— BEGIN —

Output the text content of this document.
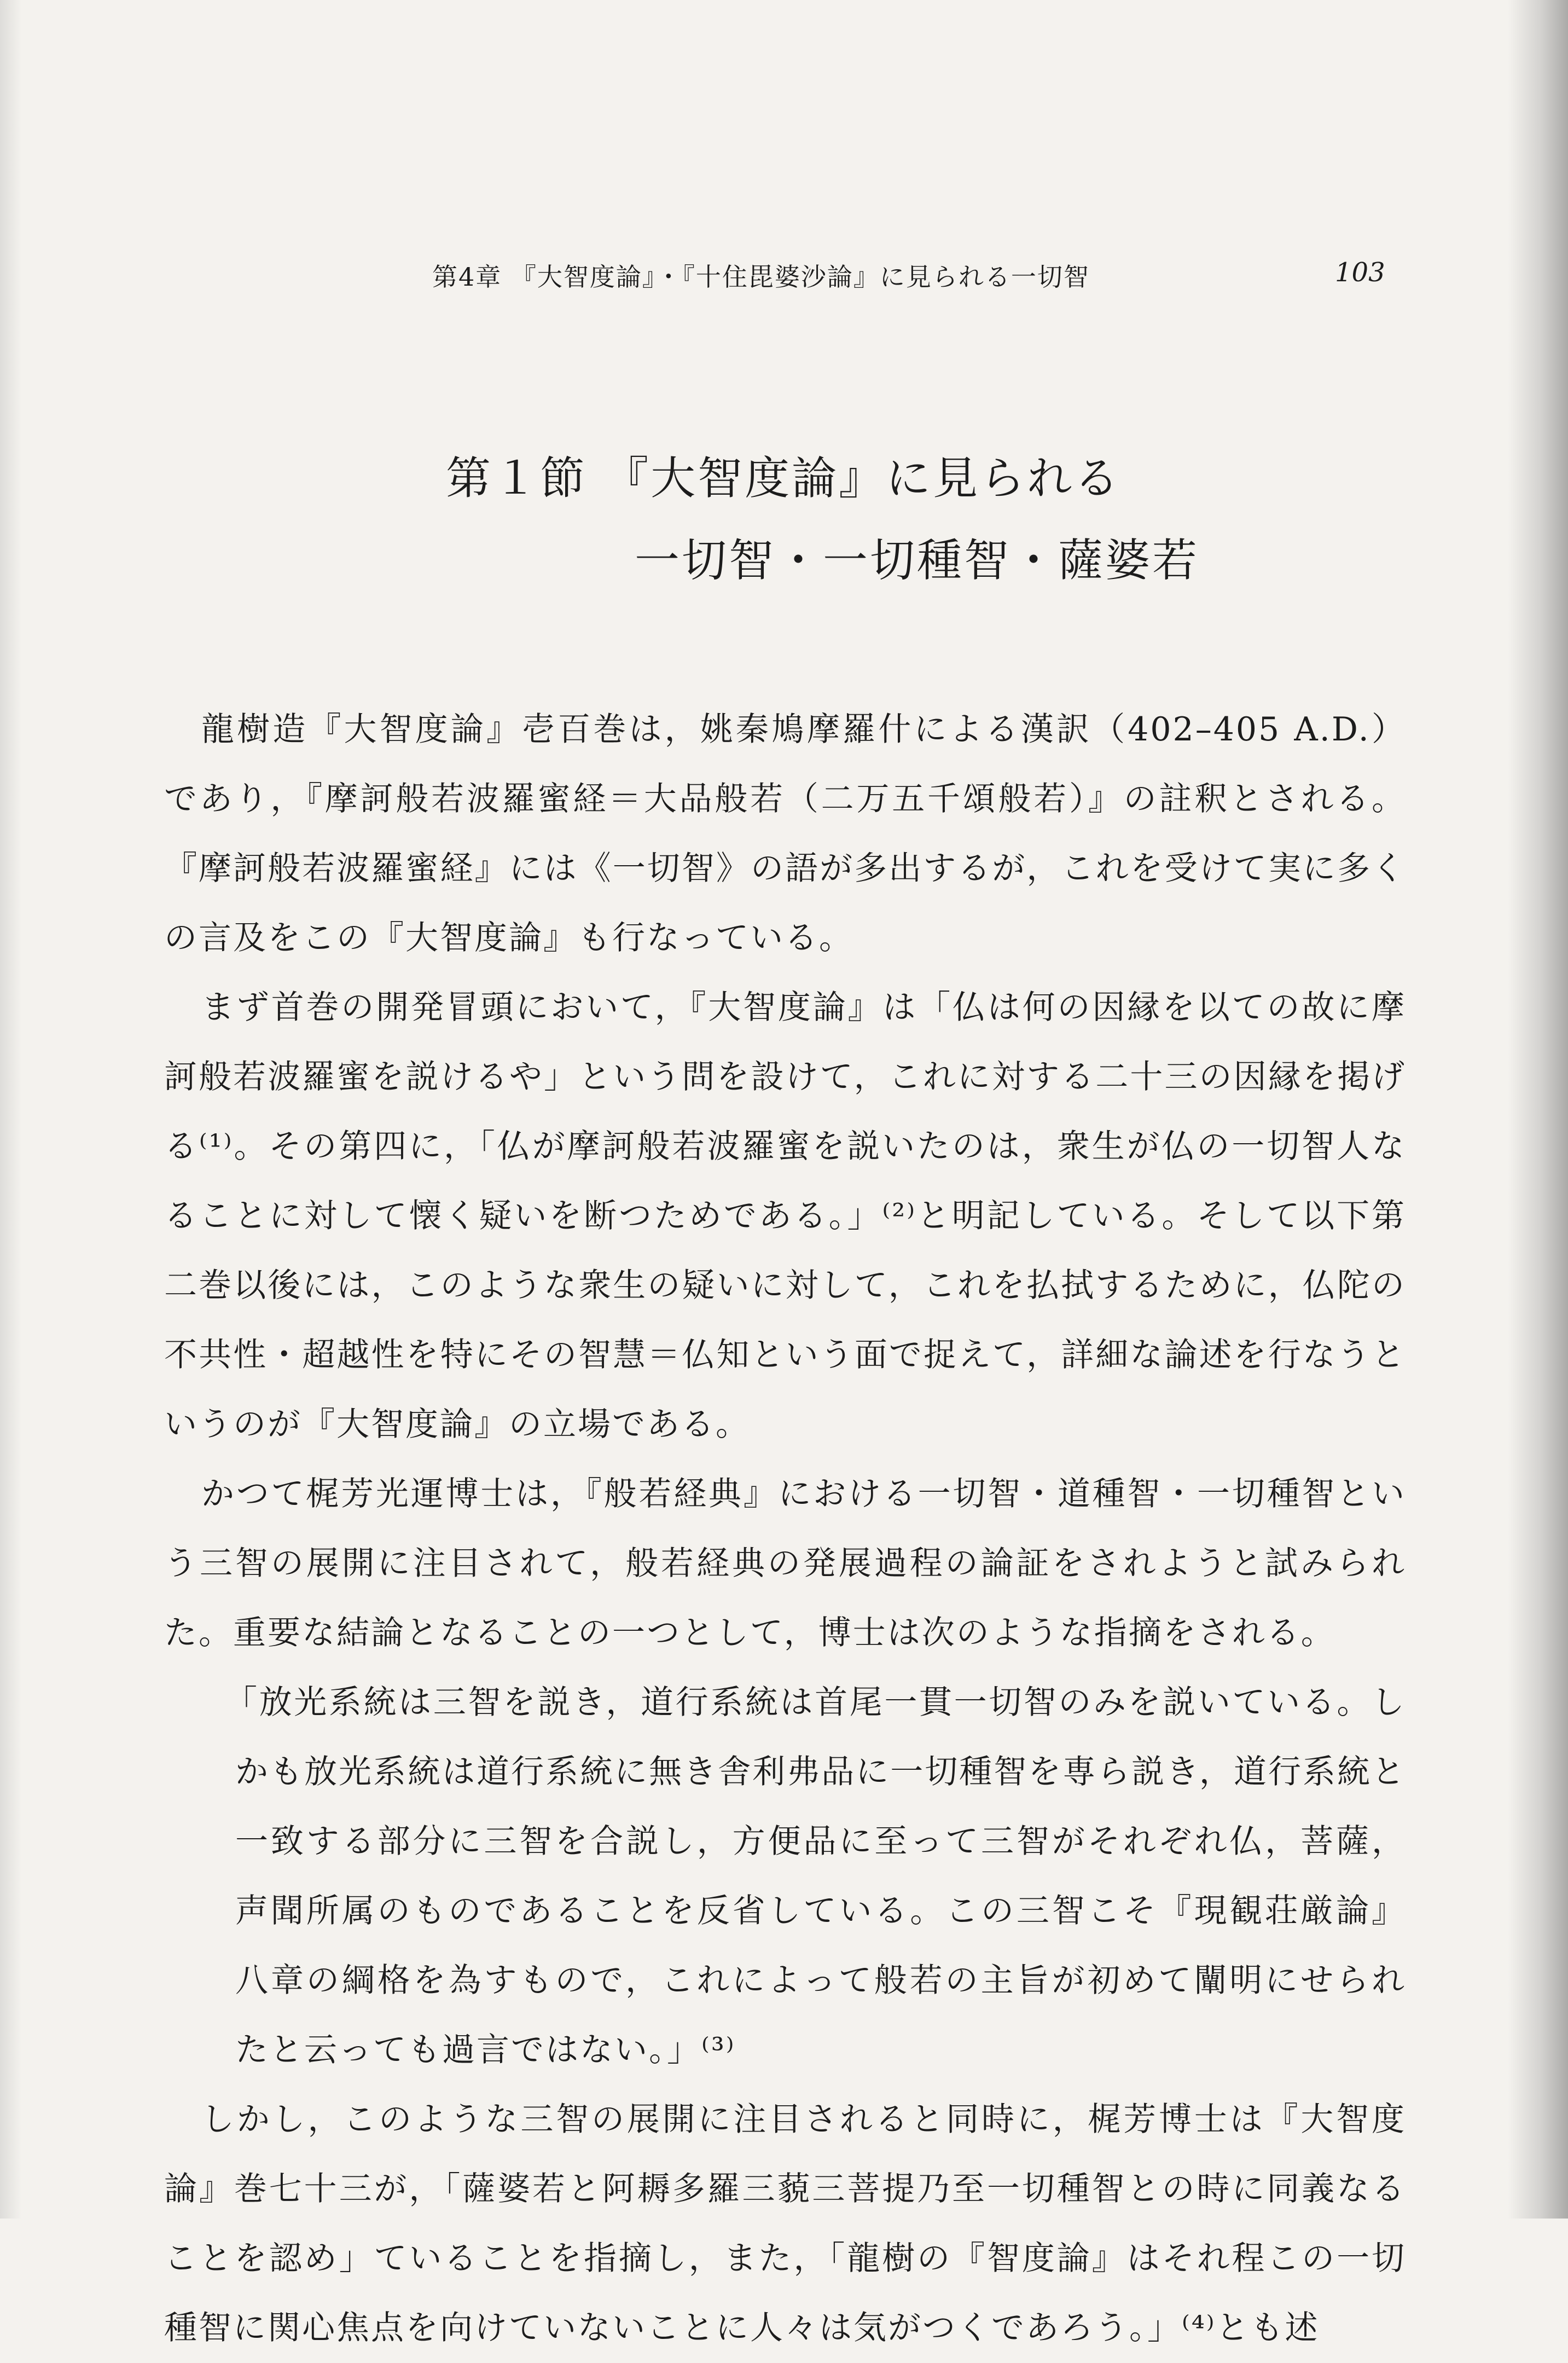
第4章 『大智度論』・『十住毘婆沙論』に見られる一切智	103
第１節 『大智度論』に見られる
一切智・一切種智・薩婆若

龍樹造『大智度論』壱百巻は，姚秦鳩摩羅什による漢訳（402–405 A.D.）であり，『摩訶般若波羅蜜経＝大品般若（二万五千頌般若）』の註釈とされる。『摩訶般若波羅蜜経』には《一切智》の語が多出するが，これを受けて実に多くの言及をこの『大智度論』も行なっている。

まず首巻の開発冒頭において，『大智度論』は「仏は何の因縁を以ての故に摩訶般若波羅蜜を説けるや」という問を設けて，これに対する二十三の因縁を掲げる⁽¹⁾。その第四に，「仏が摩訶般若波羅蜜を説いたのは，衆生が仏の一切智人なることに対して懐く疑いを断つためである。」⁽²⁾と明記している。そして以下第二巻以後には，このような衆生の疑いに対して，これを払拭するために，仏陀の不共性・超越性を特にその智慧＝仏知という面で捉えて，詳細な論述を行なうというのが『大智度論』の立場である。

かつて梶芳光運博士は，『般若経典』における一切智・道種智・一切種智という三智の展開に注目されて，般若経典の発展過程の論証をされようと試みられた。重要な結論となることの一つとして，博士は次のような指摘をされる。

「放光系統は三智を説き，道行系統は首尾一貫一切智のみを説いている。しかも放光系統は道行系統に無き舎利弗品に一切種智を専ら説き，道行系統と一致する部分に三智を合説し，方便品に至って三智がそれぞれ仏，菩薩，声聞所属のものであることを反省している。この三智こそ『現観荘厳論』八章の綱格を為すもので，これによって般若の主旨が初めて闡明にせられたと云っても過言ではない。」⁽³⁾

しかし，このような三智の展開に注目されると同時に，梶芳博士は『大智度論』巻七十三が，「薩婆若と阿耨多羅三藐三菩提乃至一切種智との時に同義なることを認め」ていることを指摘し，また，「龍樹の『智度論』はそれ程この一切種智に関心焦点を向けていないことに人々は気がつくであろう。」⁽⁴⁾とも述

— END —

Transcribe every line from the records above without alteration, and leave out the images.

● **Result for this exercise**
Output the text content of this document.
第4章 『大智度論』・『十住毘婆沙論』に見られる一切智	103
第１節 『大智度論』に見られる
一切智・一切種智・薩婆若

龍樹造『大智度論』壱百巻は，姚秦鳩摩羅什による漢訳（402–405 A.D.）であり，『摩訶般若波羅蜜経＝大品般若（二万五千頌般若）』の註釈とされる。『摩訶般若波羅蜜経』には《一切智》の語が多出するが，これを受けて実に多くの言及をこの『大智度論』も行なっている。

まず首巻の開発冒頭において，『大智度論』は「仏は何の因縁を以ての故に摩訶般若波羅蜜を説けるや」という問を設けて，これに対する二十三の因縁を掲げる⁽¹⁾。その第四に，「仏が摩訶般若波羅蜜を説いたのは，衆生が仏の一切智人なることに対して懐く疑いを断つためである。」⁽²⁾と明記している。そして以下第二巻以後には，このような衆生の疑いに対して，これを払拭するために，仏陀の不共性・超越性を特にその智慧＝仏知という面で捉えて，詳細な論述を行なうというのが『大智度論』の立場である。

かつて梶芳光運博士は，『般若経典』における一切智・道種智・一切種智という三智の展開に注目されて，般若経典の発展過程の論証をされようと試みられた。重要な結論となることの一つとして，博士は次のような指摘をされる。

「放光系統は三智を説き，道行系統は首尾一貫一切智のみを説いている。しかも放光系統は道行系統に無き舎利弗品に一切種智を専ら説き，道行系統と一致する部分に三智を合説し，方便品に至って三智がそれぞれ仏，菩薩，声聞所属のものであることを反省している。この三智こそ『現観荘厳論』八章の綱格を為すもので，これによって般若の主旨が初めて闡明にせられたと云っても過言ではない。」⁽³⁾

しかし，このような三智の展開に注目されると同時に，梶芳博士は『大智度論』巻七十三が，「薩婆若と阿耨多羅三藐三菩提乃至一切種智との時に同義なることを認め」ていることを指摘し，また，「龍樹の『智度論』はそれ程この一切種智に関心焦点を向けていないことに人々は気がつくであろう。」⁽⁴⁾とも述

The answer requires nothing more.